(Dataset records)
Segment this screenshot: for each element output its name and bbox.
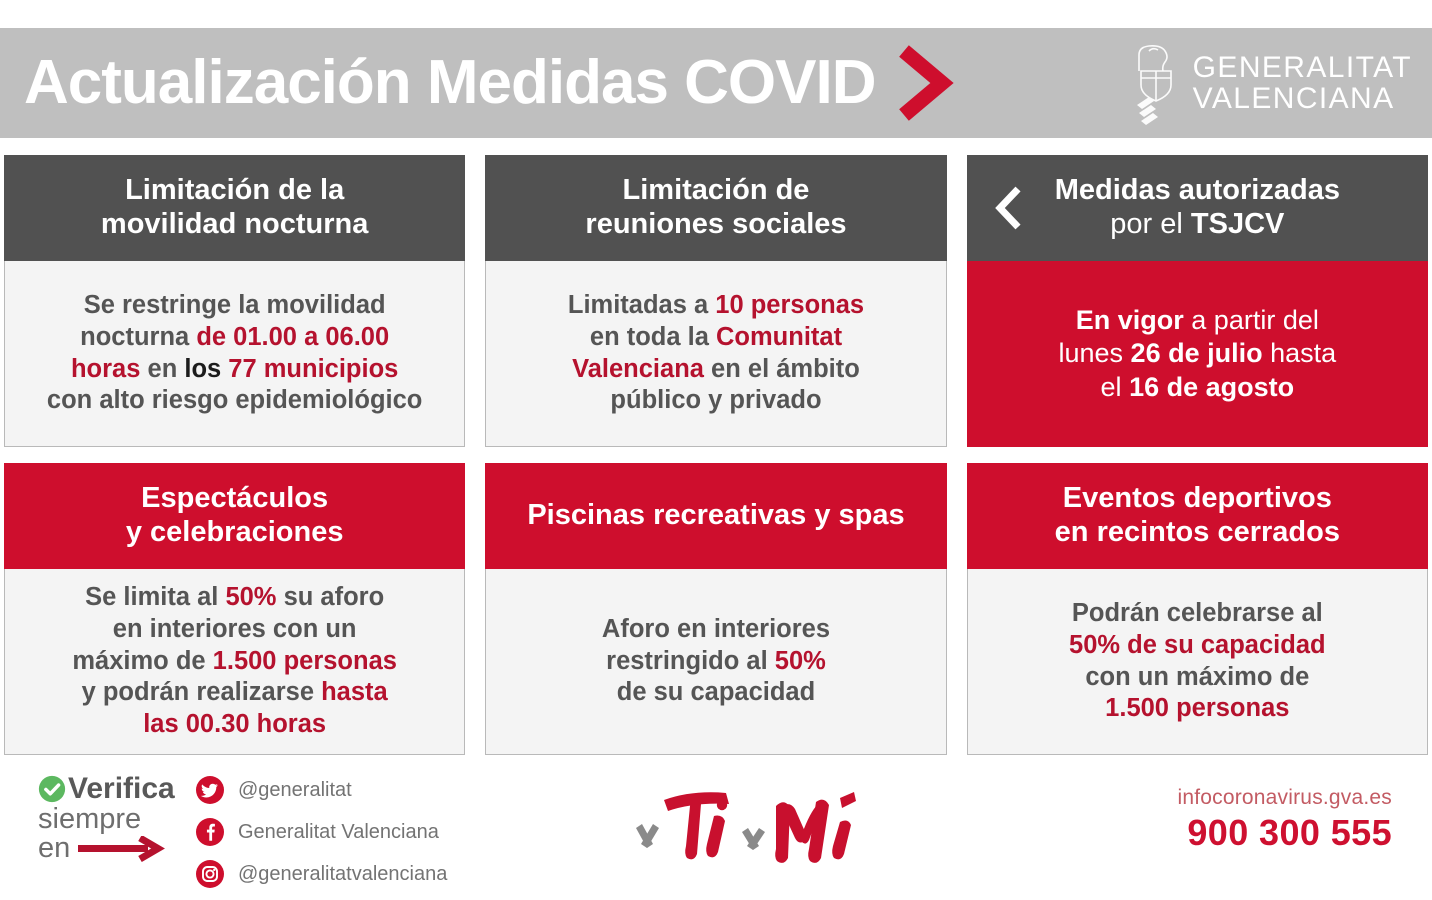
card-header-piscinas-spas: Piscinas recreativas y spas (485, 463, 946, 569)
social-label-instagram[interactable]: @generalitatvalenciana (238, 863, 447, 886)
card-espectaculos: Espectáculos y celebraciones Se limita a… (4, 463, 465, 755)
card-title-line1: Piscinas recreativas y spas (527, 499, 904, 533)
card-title-line2: y celebraciones (126, 516, 344, 548)
card-title-line1: Limitación de (623, 174, 810, 206)
card-medidas-tsjcv: Medidas autorizadas por el TSJCV En vigo… (967, 155, 1428, 447)
text-fragment: Aforo en interiores (602, 615, 830, 643)
highlight-fragment: 1.500 personas (1105, 694, 1289, 722)
card-body-reuniones-sociales: Limitadas a 10 personas en toda la Comun… (485, 261, 946, 447)
text-fragment: hasta (1263, 338, 1337, 368)
social-row-facebook[interactable]: Generalitat Valenciana (196, 818, 447, 846)
card-header-medidas-tsjcv: Medidas autorizadas por el TSJCV (967, 155, 1428, 261)
social-label-twitter[interactable]: @generalitat (238, 779, 352, 802)
text-fragment: su aforo (276, 583, 384, 611)
emphasis-fragment: 16 de agosto (1129, 372, 1294, 402)
text-fragment: lunes (1058, 338, 1130, 368)
text-fragment: Podrán celebrarse al (1072, 599, 1323, 627)
brand-text: GENERALITAT VALENCIANA (1193, 52, 1412, 115)
card-reuniones-sociales: Limitación de reuniones sociales Limitad… (485, 155, 946, 447)
card-title-line1: Limitación de la (125, 174, 344, 206)
verify-label-line2: siempre (38, 805, 175, 835)
chevron-left-icon (991, 184, 1027, 232)
highlight-fragment: Valenciana (572, 355, 704, 383)
verify-label-line3: en (38, 834, 70, 864)
card-body-eventos-deportivos: Podrán celebrarse al 50% de su capacidad… (967, 569, 1428, 755)
contact-phone[interactable]: 900 300 555 (1177, 812, 1392, 854)
highlight-fragment: las 00.30 horas (143, 710, 326, 738)
infographic-page: Actualización Medidas COVID (0, 0, 1432, 900)
text-fragment: en el ámbito (704, 355, 860, 383)
highlight-fragment: de 01.00 a 06.00 (196, 323, 389, 351)
card-title-line2: en recintos cerrados (1055, 516, 1340, 548)
emphasis-fragment: En vigor (1076, 305, 1184, 335)
contact-block: infocoronavirus.gva.es 900 300 555 (1177, 786, 1392, 854)
verified-check-icon (38, 775, 66, 803)
highlight-fragment: 10 personas (715, 291, 864, 319)
generalitat-valenciana-logo: GENERALITAT VALENCIANA (1131, 41, 1412, 125)
text-fragment: Se limita al (85, 583, 225, 611)
coat-of-arms-icon (1131, 41, 1179, 125)
measures-grid: Limitación de la movilidad nocturna Se r… (4, 155, 1428, 755)
card-title-line1: Medidas autorizadas (1055, 174, 1340, 206)
emphasis-fragment: 26 de julio (1131, 338, 1263, 368)
brand-line-2: VALENCIANA (1193, 83, 1412, 115)
card-body-movilidad-nocturna: Se restringe la movilidad nocturna de 01… (4, 261, 465, 447)
card-title-line2-bold: TSJCV (1191, 208, 1284, 240)
text-fragment: a partir del (1184, 305, 1319, 335)
social-row-twitter[interactable]: @generalitat (196, 776, 447, 804)
card-title-line1: Espectáculos (141, 482, 328, 514)
page-title: Actualización Medidas COVID (24, 52, 876, 114)
text-fragment: en toda la (590, 323, 716, 351)
card-body-medidas-tsjcv: En vigor a partir del lunes 26 de julio … (967, 261, 1428, 447)
text-fragment: público y privado (610, 386, 821, 414)
verify-block: Verifica siempre en (38, 774, 175, 864)
card-movilidad-nocturna: Limitación de la movilidad nocturna Se r… (4, 155, 465, 447)
highlight-fragment: Comunitat (716, 323, 842, 351)
social-row-instagram[interactable]: @generalitatvalenciana (196, 860, 447, 888)
card-header-espectaculos: Espectáculos y celebraciones (4, 463, 465, 569)
card-header-movilidad-nocturna: Limitación de la movilidad nocturna (4, 155, 465, 261)
arrow-right-icon (78, 836, 170, 862)
text-fragment: Se restringe la movilidad (84, 291, 386, 319)
highlight-fragment: hasta (321, 678, 388, 706)
header-band: Actualización Medidas COVID (0, 28, 1432, 138)
card-body-espectaculos: Se limita al 50% su aforo en interiores … (4, 569, 465, 755)
card-header-eventos-deportivos: Eventos deportivos en recintos cerrados (967, 463, 1428, 569)
xtixmi-logo (630, 776, 860, 876)
card-eventos-deportivos: Eventos deportivos en recintos cerrados … (967, 463, 1428, 755)
text-fragment: en (140, 355, 184, 383)
twitter-icon[interactable] (196, 776, 224, 804)
emphasis-fragment: los (184, 355, 221, 383)
text-fragment: el (1101, 372, 1130, 402)
highlight-fragment: 50% (775, 647, 826, 675)
highlight-fragment: 77 municipios (228, 355, 398, 383)
verify-label: Verifica (68, 774, 175, 805)
card-piscinas-spas: Piscinas recreativas y spas Aforo en int… (485, 463, 946, 755)
card-title-line2-thin: por el (1110, 208, 1191, 240)
text-fragment: y podrán realizarse (82, 678, 322, 706)
instagram-icon[interactable] (196, 860, 224, 888)
text-fragment: de su capacidad (617, 678, 815, 706)
text-fragment: restringido al (606, 647, 775, 675)
highlight-fragment: 1.500 personas (213, 647, 397, 675)
card-body-piscinas-spas: Aforo en interiores restringido al 50% d… (485, 569, 946, 755)
social-label-facebook[interactable]: Generalitat Valenciana (238, 821, 439, 844)
card-title-line2: reuniones sociales (585, 208, 846, 240)
card-title-line2: movilidad nocturna (101, 208, 368, 240)
footer: Verifica siempre en @generalitat (0, 762, 1432, 900)
text-fragment: en interiores con un (113, 615, 357, 643)
text-fragment: Limitadas a (568, 291, 715, 319)
highlight-fragment: 50% de su capacidad (1069, 631, 1326, 659)
highlight-fragment: horas (71, 355, 140, 383)
facebook-icon[interactable] (196, 818, 224, 846)
text-fragment: con alto riesgo epidemiológico (47, 386, 422, 414)
social-links: @generalitat Generalitat Valenciana @gen… (196, 776, 447, 888)
highlight-fragment: 50% (225, 583, 276, 611)
brand-line-1: GENERALITAT (1193, 52, 1412, 84)
card-header-reuniones-sociales: Limitación de reuniones sociales (485, 155, 946, 261)
contact-url[interactable]: infocoronavirus.gva.es (1177, 786, 1392, 810)
chevron-right-icon (894, 45, 956, 121)
text-fragment: con un máximo de (1085, 663, 1309, 691)
text-fragment: máximo de (72, 647, 212, 675)
card-title-line1: Eventos deportivos (1063, 482, 1332, 514)
text-fragment: nocturna (80, 323, 196, 351)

:: What the task asks ::
Return every entry above exactly as written, minus the pictures.

:: Task output ::
Segment this screenshot: for each element output its name and bbox.
card-header-piscinas-spas: Piscinas recreativas y spas (485, 463, 946, 569)
social-label-instagram[interactable]: @generalitatvalenciana (238, 863, 447, 886)
card-espectaculos: Espectáculos y celebraciones Se limita a… (4, 463, 465, 755)
card-title-line1: Piscinas recreativas y spas (527, 499, 904, 533)
card-title-line2: y celebraciones (126, 516, 344, 548)
card-title-line1: Limitación de (623, 174, 810, 206)
card-medidas-tsjcv: Medidas autorizadas por el TSJCV En vigo… (967, 155, 1428, 447)
text-fragment: Aforo en interiores (602, 615, 830, 643)
highlight-fragment: 1.500 personas (1105, 694, 1289, 722)
card-body-reuniones-sociales: Limitadas a 10 personas en toda la Comun… (485, 261, 946, 447)
text-fragment: hasta (1263, 338, 1337, 368)
social-row-facebook[interactable]: Generalitat Valenciana (196, 818, 447, 846)
card-header-medidas-tsjcv: Medidas autorizadas por el TSJCV (967, 155, 1428, 261)
social-label-twitter[interactable]: @generalitat (238, 779, 352, 802)
text-fragment: su aforo (276, 583, 384, 611)
emphasis-fragment: 16 de agosto (1129, 372, 1294, 402)
text-fragment: lunes (1058, 338, 1130, 368)
text-fragment: Podrán celebrarse al (1072, 599, 1323, 627)
brand-text: GENERALITAT VALENCIANA (1193, 52, 1412, 115)
card-reuniones-sociales: Limitación de reuniones sociales Limitad… (485, 155, 946, 447)
card-title-line1: Limitación de la (125, 174, 344, 206)
verify-label-line2: siempre (38, 805, 175, 835)
chevron-left-icon (991, 184, 1027, 232)
highlight-fragment: Valenciana (572, 355, 704, 383)
verify-label-line3: en (38, 834, 70, 864)
card-body-eventos-deportivos: Podrán celebrarse al 50% de su capacidad… (967, 569, 1428, 755)
contact-phone[interactable]: 900 300 555 (1177, 812, 1392, 854)
highlight-fragment: las 00.30 horas (143, 710, 326, 738)
infographic-page: Actualización Medidas COVID (0, 0, 1432, 900)
text-fragment: en el ámbito (704, 355, 860, 383)
highlight-fragment: de 01.00 a 06.00 (196, 323, 389, 351)
card-title-line2: en recintos cerrados (1055, 516, 1340, 548)
emphasis-fragment: En vigor (1076, 305, 1184, 335)
contact-block: infocoronavirus.gva.es 900 300 555 (1177, 786, 1392, 854)
verified-check-icon (38, 775, 66, 803)
highlight-fragment: 10 personas (715, 291, 864, 319)
generalitat-valenciana-logo: GENERALITAT VALENCIANA (1131, 41, 1412, 125)
text-fragment: Se limita al (85, 583, 225, 611)
coat-of-arms-icon (1131, 41, 1179, 125)
measures-grid: Limitación de la movilidad nocturna Se r… (4, 155, 1428, 755)
card-title-line1: Medidas autorizadas (1055, 174, 1340, 206)
emphasis-fragment: 26 de julio (1131, 338, 1263, 368)
brand-line-2: VALENCIANA (1193, 83, 1412, 115)
card-body-movilidad-nocturna: Se restringe la movilidad nocturna de 01… (4, 261, 465, 447)
card-title-line2-bold: TSJCV (1191, 208, 1284, 240)
text-fragment: a partir del (1184, 305, 1319, 335)
social-row-twitter[interactable]: @generalitat (196, 776, 447, 804)
card-title-line1: Espectáculos (141, 482, 328, 514)
page-title: Actualización Medidas COVID (24, 52, 876, 114)
text-fragment: en toda la (590, 323, 716, 351)
card-body-medidas-tsjcv: En vigor a partir del lunes 26 de julio … (967, 261, 1428, 447)
text-fragment: público y privado (610, 386, 821, 414)
verify-block: Verifica siempre en (38, 774, 175, 864)
card-movilidad-nocturna: Limitación de la movilidad nocturna Se r… (4, 155, 465, 447)
highlight-fragment: Comunitat (716, 323, 842, 351)
social-row-instagram[interactable]: @generalitatvalenciana (196, 860, 447, 888)
card-header-espectaculos: Espectáculos y celebraciones (4, 463, 465, 569)
card-header-movilidad-nocturna: Limitación de la movilidad nocturna (4, 155, 465, 261)
arrow-right-icon (78, 836, 170, 862)
text-fragment: Se restringe la movilidad (84, 291, 386, 319)
highlight-fragment: hasta (321, 678, 388, 706)
header-band: Actualización Medidas COVID (0, 28, 1432, 138)
card-body-espectaculos: Se limita al 50% su aforo en interiores … (4, 569, 465, 755)
card-header-eventos-deportivos: Eventos deportivos en recintos cerrados (967, 463, 1428, 569)
xtixmi-logo (630, 776, 860, 876)
card-eventos-deportivos: Eventos deportivos en recintos cerrados … (967, 463, 1428, 755)
text-fragment: en (140, 355, 184, 383)
twitter-icon[interactable] (196, 776, 224, 804)
emphasis-fragment: los (184, 355, 221, 383)
text-fragment: el (1101, 372, 1130, 402)
highlight-fragment: 50% (775, 647, 826, 675)
highlight-fragment: 77 municipios (228, 355, 398, 383)
verify-label: Verifica (68, 774, 175, 805)
card-piscinas-spas: Piscinas recreativas y spas Aforo en int… (485, 463, 946, 755)
card-title-line2-thin: por el (1110, 208, 1191, 240)
text-fragment: y podrán realizarse (82, 678, 322, 706)
instagram-icon[interactable] (196, 860, 224, 888)
text-fragment: de su capacidad (617, 678, 815, 706)
text-fragment: restringido al (606, 647, 775, 675)
highlight-fragment: 1.500 personas (213, 647, 397, 675)
card-body-piscinas-spas: Aforo en interiores restringido al 50% d… (485, 569, 946, 755)
social-label-facebook[interactable]: Generalitat Valenciana (238, 821, 439, 844)
card-title-line2: reuniones sociales (585, 208, 846, 240)
card-title-line2: movilidad nocturna (101, 208, 368, 240)
footer: Verifica siempre en @generalitat (0, 762, 1432, 900)
text-fragment: en interiores con un (113, 615, 357, 643)
text-fragment: Limitadas a (568, 291, 715, 319)
highlight-fragment: 50% de su capacidad (1069, 631, 1326, 659)
highlight-fragment: horas (71, 355, 140, 383)
facebook-icon[interactable] (196, 818, 224, 846)
text-fragment: con alto riesgo epidemiológico (47, 386, 422, 414)
social-links: @generalitat Generalitat Valenciana @gen… (196, 776, 447, 888)
highlight-fragment: 50% (225, 583, 276, 611)
brand-line-1: GENERALITAT (1193, 52, 1412, 84)
card-header-reuniones-sociales: Limitación de reuniones sociales (485, 155, 946, 261)
contact-url[interactable]: infocoronavirus.gva.es (1177, 786, 1392, 810)
chevron-right-icon (894, 45, 956, 121)
text-fragment: con un máximo de (1085, 663, 1309, 691)
text-fragment: máximo de (72, 647, 212, 675)
card-title-line1: Eventos deportivos (1063, 482, 1332, 514)
text-fragment: nocturna (80, 323, 196, 351)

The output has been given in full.